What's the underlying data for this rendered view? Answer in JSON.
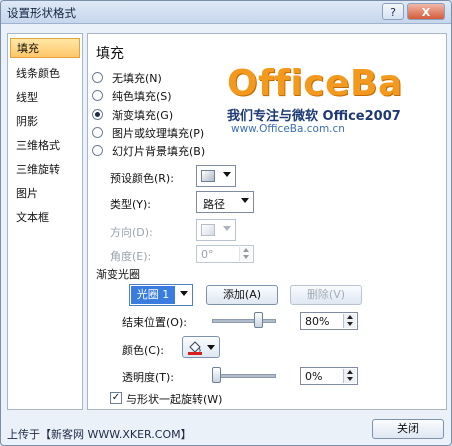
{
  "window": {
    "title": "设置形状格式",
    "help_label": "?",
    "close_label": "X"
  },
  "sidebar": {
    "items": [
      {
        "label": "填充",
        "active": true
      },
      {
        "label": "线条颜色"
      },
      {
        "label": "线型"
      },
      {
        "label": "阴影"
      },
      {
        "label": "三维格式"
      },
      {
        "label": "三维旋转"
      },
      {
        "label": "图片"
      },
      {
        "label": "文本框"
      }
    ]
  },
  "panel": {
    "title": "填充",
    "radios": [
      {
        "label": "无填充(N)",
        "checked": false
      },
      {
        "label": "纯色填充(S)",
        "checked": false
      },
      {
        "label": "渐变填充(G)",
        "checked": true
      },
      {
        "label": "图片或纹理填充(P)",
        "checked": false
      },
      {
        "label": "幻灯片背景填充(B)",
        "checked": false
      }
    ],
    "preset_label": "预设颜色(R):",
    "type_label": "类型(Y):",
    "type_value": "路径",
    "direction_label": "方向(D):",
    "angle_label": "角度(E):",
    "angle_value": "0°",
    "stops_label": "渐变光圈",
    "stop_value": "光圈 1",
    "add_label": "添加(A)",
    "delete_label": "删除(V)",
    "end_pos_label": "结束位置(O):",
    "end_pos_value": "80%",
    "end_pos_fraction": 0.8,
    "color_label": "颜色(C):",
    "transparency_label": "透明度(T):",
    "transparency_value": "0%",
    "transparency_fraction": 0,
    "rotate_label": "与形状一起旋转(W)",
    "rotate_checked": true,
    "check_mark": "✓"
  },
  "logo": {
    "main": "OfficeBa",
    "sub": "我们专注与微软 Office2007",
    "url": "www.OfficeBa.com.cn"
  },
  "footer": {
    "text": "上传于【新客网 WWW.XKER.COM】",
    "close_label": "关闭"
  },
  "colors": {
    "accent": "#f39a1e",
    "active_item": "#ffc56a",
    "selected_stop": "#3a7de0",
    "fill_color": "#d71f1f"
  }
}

——————

# [Exercise]
Repeat each record exactly, with the pictures left out.

# [Answer for the task]
What's the underlying data for this rendered view? Answer in JSON.
{
  "window": {
    "title": "设置形状格式",
    "help_label": "?",
    "close_label": "X"
  },
  "sidebar": {
    "items": [
      {
        "label": "填充",
        "active": true
      },
      {
        "label": "线条颜色"
      },
      {
        "label": "线型"
      },
      {
        "label": "阴影"
      },
      {
        "label": "三维格式"
      },
      {
        "label": "三维旋转"
      },
      {
        "label": "图片"
      },
      {
        "label": "文本框"
      }
    ]
  },
  "panel": {
    "title": "填充",
    "radios": [
      {
        "label": "无填充(N)",
        "checked": false
      },
      {
        "label": "纯色填充(S)",
        "checked": false
      },
      {
        "label": "渐变填充(G)",
        "checked": true
      },
      {
        "label": "图片或纹理填充(P)",
        "checked": false
      },
      {
        "label": "幻灯片背景填充(B)",
        "checked": false
      }
    ],
    "preset_label": "预设颜色(R):",
    "type_label": "类型(Y):",
    "type_value": "路径",
    "direction_label": "方向(D):",
    "angle_label": "角度(E):",
    "angle_value": "0°",
    "stops_label": "渐变光圈",
    "stop_value": "光圈 1",
    "add_label": "添加(A)",
    "delete_label": "删除(V)",
    "end_pos_label": "结束位置(O):",
    "end_pos_value": "80%",
    "end_pos_fraction": 0.8,
    "color_label": "颜色(C):",
    "transparency_label": "透明度(T):",
    "transparency_value": "0%",
    "transparency_fraction": 0,
    "rotate_label": "与形状一起旋转(W)",
    "rotate_checked": true,
    "check_mark": "✓"
  },
  "logo": {
    "main": "OfficeBa",
    "sub": "我们专注与微软 Office2007",
    "url": "www.OfficeBa.com.cn"
  },
  "footer": {
    "text": "上传于【新客网 WWW.XKER.COM】",
    "close_label": "关闭"
  },
  "colors": {
    "accent": "#f39a1e",
    "active_item": "#ffc56a",
    "selected_stop": "#3a7de0",
    "fill_color": "#d71f1f"
  }
}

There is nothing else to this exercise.